From the entries provided below, copy each line that contains the word "très".

# Records provided:
::::::::::

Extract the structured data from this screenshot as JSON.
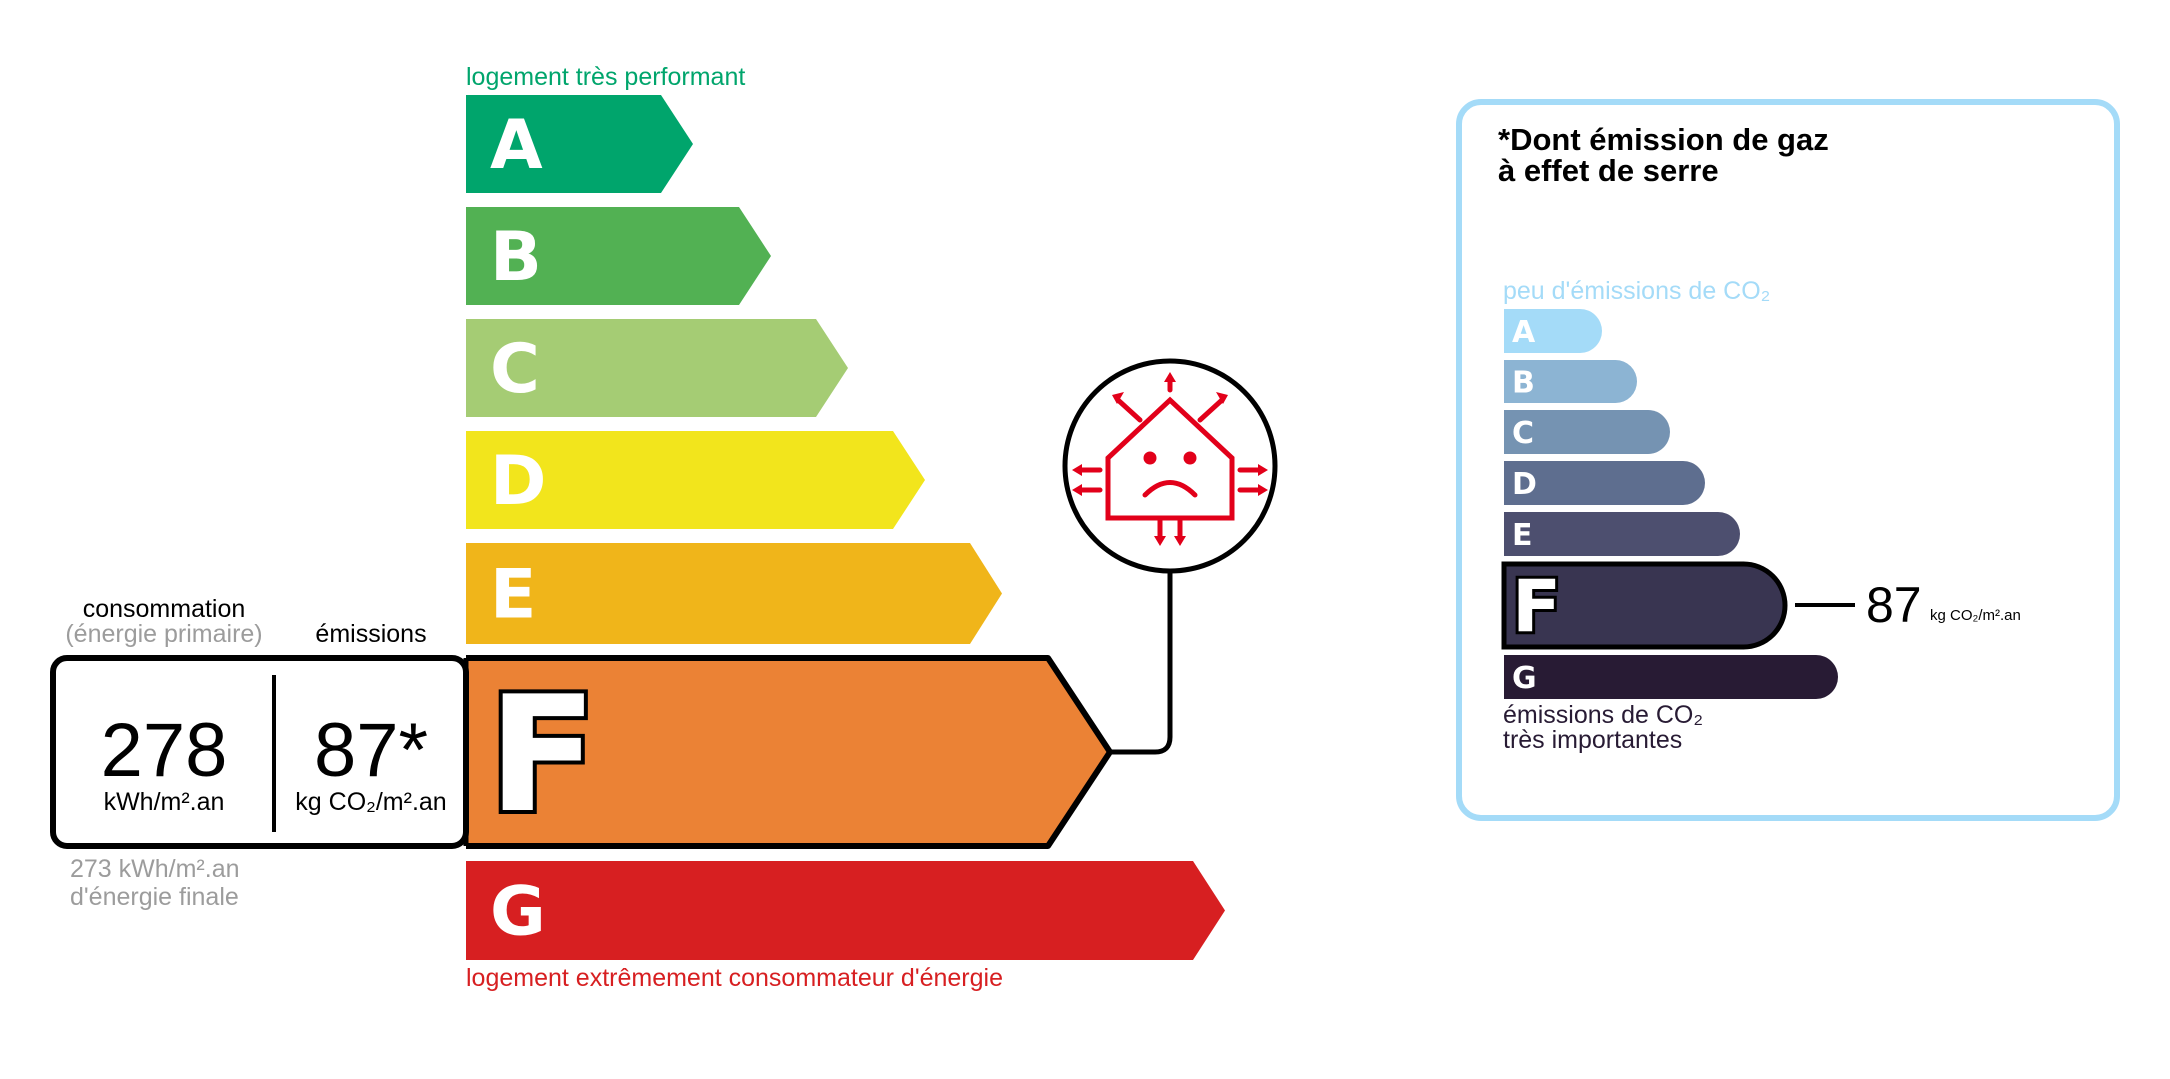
{
  "energy": {
    "top_label": "logement très performant",
    "bottom_label": "logement extrêmement consommateur d'énergie",
    "classes": [
      {
        "letter": "A",
        "color": "#00a56c"
      },
      {
        "letter": "B",
        "color": "#52b153"
      },
      {
        "letter": "C",
        "color": "#a5cc74"
      },
      {
        "letter": "D",
        "color": "#f2e51c"
      },
      {
        "letter": "E",
        "color": "#f0b51a"
      },
      {
        "letter": "F",
        "color": "#eb8235"
      },
      {
        "letter": "G",
        "color": "#d71f21"
      }
    ],
    "current_class": "F",
    "consumption_label": "consommation",
    "consumption_sub": "(énergie primaire)",
    "emissions_label": "émissions",
    "consumption_value": "278",
    "consumption_unit": "kWh/m².an",
    "emissions_value": "87*",
    "emissions_unit": "kg CO₂/m².an",
    "final_energy_value": "273 kWh/m².an",
    "final_energy_label": "d'énergie finale",
    "icon": "sad-house-heat-loss-icon",
    "icon_color": "#e2001a"
  },
  "ges": {
    "title_line1": "*Dont émission de gaz",
    "title_line2": "à effet de serre",
    "top_label": "peu d'émissions de CO₂",
    "bottom_line1": "émissions de CO₂",
    "bottom_line2": "très importantes",
    "border_color": "#a4dbf8",
    "classes": [
      {
        "letter": "A",
        "color": "#a4dbf8"
      },
      {
        "letter": "B",
        "color": "#8cb4d3"
      },
      {
        "letter": "C",
        "color": "#7593b2"
      },
      {
        "letter": "D",
        "color": "#5e6e8f"
      },
      {
        "letter": "E",
        "color": "#4d4f6f"
      },
      {
        "letter": "F",
        "color": "#393551"
      },
      {
        "letter": "G",
        "color": "#281b34"
      }
    ],
    "current_class": "F",
    "value": "87",
    "unit": "kg CO₂/m².an"
  }
}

::::::::::

# The completed task:
    "top_label": "logement très performant",
    "bottom_line2": "très importantes",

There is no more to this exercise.